──────── AVAILABLE RECORDS ────────
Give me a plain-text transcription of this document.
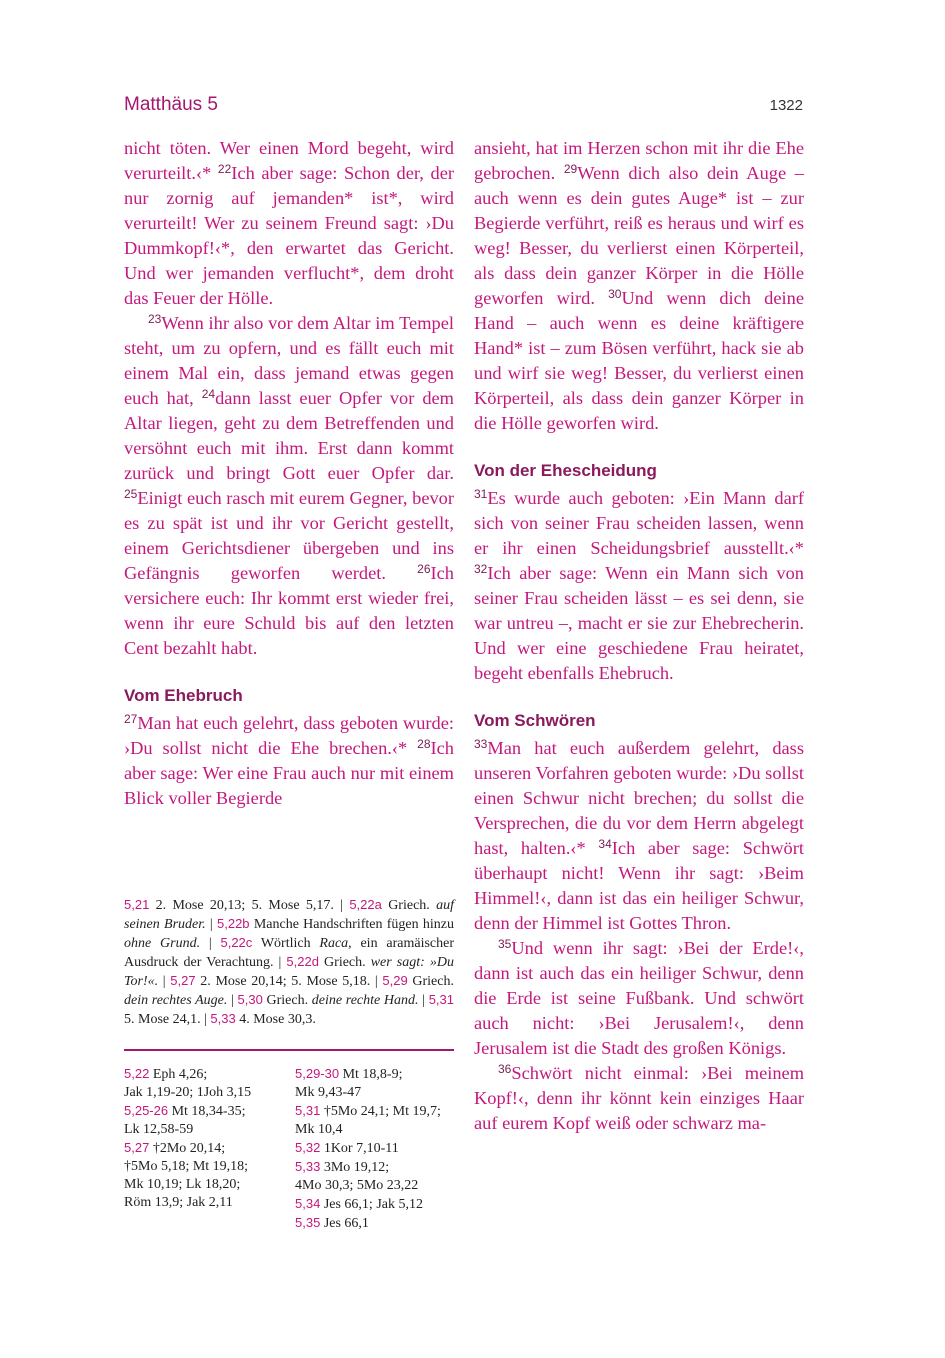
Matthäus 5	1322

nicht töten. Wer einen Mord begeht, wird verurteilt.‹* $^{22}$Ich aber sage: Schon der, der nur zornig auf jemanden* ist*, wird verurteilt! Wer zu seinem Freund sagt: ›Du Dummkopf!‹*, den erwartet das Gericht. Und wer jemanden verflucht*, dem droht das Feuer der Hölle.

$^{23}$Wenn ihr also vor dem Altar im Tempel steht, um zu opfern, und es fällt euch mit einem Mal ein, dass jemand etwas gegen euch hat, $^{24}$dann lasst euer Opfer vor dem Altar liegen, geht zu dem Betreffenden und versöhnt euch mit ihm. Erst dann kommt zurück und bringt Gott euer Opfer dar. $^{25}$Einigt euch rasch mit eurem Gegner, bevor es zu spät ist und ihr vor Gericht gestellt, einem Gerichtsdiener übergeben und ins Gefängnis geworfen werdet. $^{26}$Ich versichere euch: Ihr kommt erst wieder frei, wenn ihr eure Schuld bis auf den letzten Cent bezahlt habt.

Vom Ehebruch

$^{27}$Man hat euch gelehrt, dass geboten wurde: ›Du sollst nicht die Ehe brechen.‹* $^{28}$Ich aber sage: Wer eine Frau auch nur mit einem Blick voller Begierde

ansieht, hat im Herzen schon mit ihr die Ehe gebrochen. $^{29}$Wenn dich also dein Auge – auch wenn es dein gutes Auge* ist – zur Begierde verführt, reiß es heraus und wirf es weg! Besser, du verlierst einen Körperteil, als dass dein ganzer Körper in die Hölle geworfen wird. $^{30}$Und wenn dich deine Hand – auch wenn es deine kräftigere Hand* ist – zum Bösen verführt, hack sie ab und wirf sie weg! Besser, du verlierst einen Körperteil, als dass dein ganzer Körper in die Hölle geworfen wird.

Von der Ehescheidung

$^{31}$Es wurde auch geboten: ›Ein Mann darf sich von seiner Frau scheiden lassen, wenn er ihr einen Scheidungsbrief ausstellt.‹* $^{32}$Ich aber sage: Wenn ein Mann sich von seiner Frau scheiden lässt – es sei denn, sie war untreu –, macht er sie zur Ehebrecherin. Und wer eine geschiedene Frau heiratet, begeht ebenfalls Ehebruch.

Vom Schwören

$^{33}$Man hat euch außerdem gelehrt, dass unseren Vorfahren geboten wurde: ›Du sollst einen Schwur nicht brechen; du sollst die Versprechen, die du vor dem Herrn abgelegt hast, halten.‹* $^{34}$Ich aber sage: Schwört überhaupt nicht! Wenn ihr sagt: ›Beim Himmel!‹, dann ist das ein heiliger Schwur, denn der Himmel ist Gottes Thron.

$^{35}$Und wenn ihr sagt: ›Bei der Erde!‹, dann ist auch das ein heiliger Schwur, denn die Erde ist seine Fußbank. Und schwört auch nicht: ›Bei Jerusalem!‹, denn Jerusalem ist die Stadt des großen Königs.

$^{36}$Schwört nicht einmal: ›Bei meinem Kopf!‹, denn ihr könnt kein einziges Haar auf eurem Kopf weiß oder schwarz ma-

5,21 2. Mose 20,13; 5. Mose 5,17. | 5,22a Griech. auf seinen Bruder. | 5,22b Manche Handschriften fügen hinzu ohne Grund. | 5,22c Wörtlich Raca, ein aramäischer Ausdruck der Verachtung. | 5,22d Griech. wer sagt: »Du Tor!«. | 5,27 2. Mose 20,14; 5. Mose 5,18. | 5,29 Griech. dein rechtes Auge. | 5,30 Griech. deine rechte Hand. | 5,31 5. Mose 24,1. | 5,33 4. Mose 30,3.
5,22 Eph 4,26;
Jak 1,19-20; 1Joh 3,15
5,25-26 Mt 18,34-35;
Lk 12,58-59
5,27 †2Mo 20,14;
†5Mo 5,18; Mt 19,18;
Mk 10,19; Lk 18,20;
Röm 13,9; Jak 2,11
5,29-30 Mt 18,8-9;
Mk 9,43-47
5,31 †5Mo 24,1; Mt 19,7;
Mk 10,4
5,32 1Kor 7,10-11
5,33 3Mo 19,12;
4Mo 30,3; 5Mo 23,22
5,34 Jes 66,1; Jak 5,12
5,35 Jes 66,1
────────
**DESCRIPTION OF THE TASK**
Go through the data above and transcribe it in full, omitting any image.

**SOLUTION FOR THIS TASK**
Give me a plain-text transcription of this document.
Matthäus 5	1322

nicht töten. Wer einen Mord begeht, wird verurteilt.‹* $^{22}$Ich aber sage: Schon der, der nur zornig auf jemanden* ist*, wird verurteilt! Wer zu seinem Freund sagt: ›Du Dummkopf!‹*, den erwartet das Gericht. Und wer jemanden verflucht*, dem droht das Feuer der Hölle.

$^{23}$Wenn ihr also vor dem Altar im Tempel steht, um zu opfern, und es fällt euch mit einem Mal ein, dass jemand etwas gegen euch hat, $^{24}$dann lasst euer Opfer vor dem Altar liegen, geht zu dem Betreffenden und versöhnt euch mit ihm. Erst dann kommt zurück und bringt Gott euer Opfer dar. $^{25}$Einigt euch rasch mit eurem Gegner, bevor es zu spät ist und ihr vor Gericht gestellt, einem Gerichtsdiener übergeben und ins Gefängnis geworfen werdet. $^{26}$Ich versichere euch: Ihr kommt erst wieder frei, wenn ihr eure Schuld bis auf den letzten Cent bezahlt habt.

Vom Ehebruch

$^{27}$Man hat euch gelehrt, dass geboten wurde: ›Du sollst nicht die Ehe brechen.‹* $^{28}$Ich aber sage: Wer eine Frau auch nur mit einem Blick voller Begierde

ansieht, hat im Herzen schon mit ihr die Ehe gebrochen. $^{29}$Wenn dich also dein Auge – auch wenn es dein gutes Auge* ist – zur Begierde verführt, reiß es heraus und wirf es weg! Besser, du verlierst einen Körperteil, als dass dein ganzer Körper in die Hölle geworfen wird. $^{30}$Und wenn dich deine Hand – auch wenn es deine kräftigere Hand* ist – zum Bösen verführt, hack sie ab und wirf sie weg! Besser, du verlierst einen Körperteil, als dass dein ganzer Körper in die Hölle geworfen wird.

Von der Ehescheidung

$^{31}$Es wurde auch geboten: ›Ein Mann darf sich von seiner Frau scheiden lassen, wenn er ihr einen Scheidungsbrief ausstellt.‹* $^{32}$Ich aber sage: Wenn ein Mann sich von seiner Frau scheiden lässt – es sei denn, sie war untreu –, macht er sie zur Ehebrecherin. Und wer eine geschiedene Frau heiratet, begeht ebenfalls Ehebruch.

Vom Schwören

$^{33}$Man hat euch außerdem gelehrt, dass unseren Vorfahren geboten wurde: ›Du sollst einen Schwur nicht brechen; du sollst die Versprechen, die du vor dem Herrn abgelegt hast, halten.‹* $^{34}$Ich aber sage: Schwört überhaupt nicht! Wenn ihr sagt: ›Beim Himmel!‹, dann ist das ein heiliger Schwur, denn der Himmel ist Gottes Thron.

$^{35}$Und wenn ihr sagt: ›Bei der Erde!‹, dann ist auch das ein heiliger Schwur, denn die Erde ist seine Fußbank. Und schwört auch nicht: ›Bei Jerusalem!‹, denn Jerusalem ist die Stadt des großen Königs.

$^{36}$Schwört nicht einmal: ›Bei meinem Kopf!‹, denn ihr könnt kein einziges Haar auf eurem Kopf weiß oder schwarz ma-

5,21 2. Mose 20,13; 5. Mose 5,17. | 5,22a Griech. auf seinen Bruder. | 5,22b Manche Handschriften fügen hinzu ohne Grund. | 5,22c Wörtlich Raca, ein aramäischer Ausdruck der Verachtung. | 5,22d Griech. wer sagt: »Du Tor!«. | 5,27 2. Mose 20,14; 5. Mose 5,18. | 5,29 Griech. dein rechtes Auge. | 5,30 Griech. deine rechte Hand. | 5,31 5. Mose 24,1. | 5,33 4. Mose 30,3.
5,22 Eph 4,26;
Jak 1,19-20; 1Joh 3,15
5,25-26 Mt 18,34-35;
Lk 12,58-59
5,27 †2Mo 20,14;
†5Mo 5,18; Mt 19,18;
Mk 10,19; Lk 18,20;
Röm 13,9; Jak 2,11
5,29-30 Mt 18,8-9;
Mk 9,43-47
5,31 †5Mo 24,1; Mt 19,7;
Mk 10,4
5,32 1Kor 7,10-11
5,33 3Mo 19,12;
4Mo 30,3; 5Mo 23,22
5,34 Jes 66,1; Jak 5,12
5,35 Jes 66,1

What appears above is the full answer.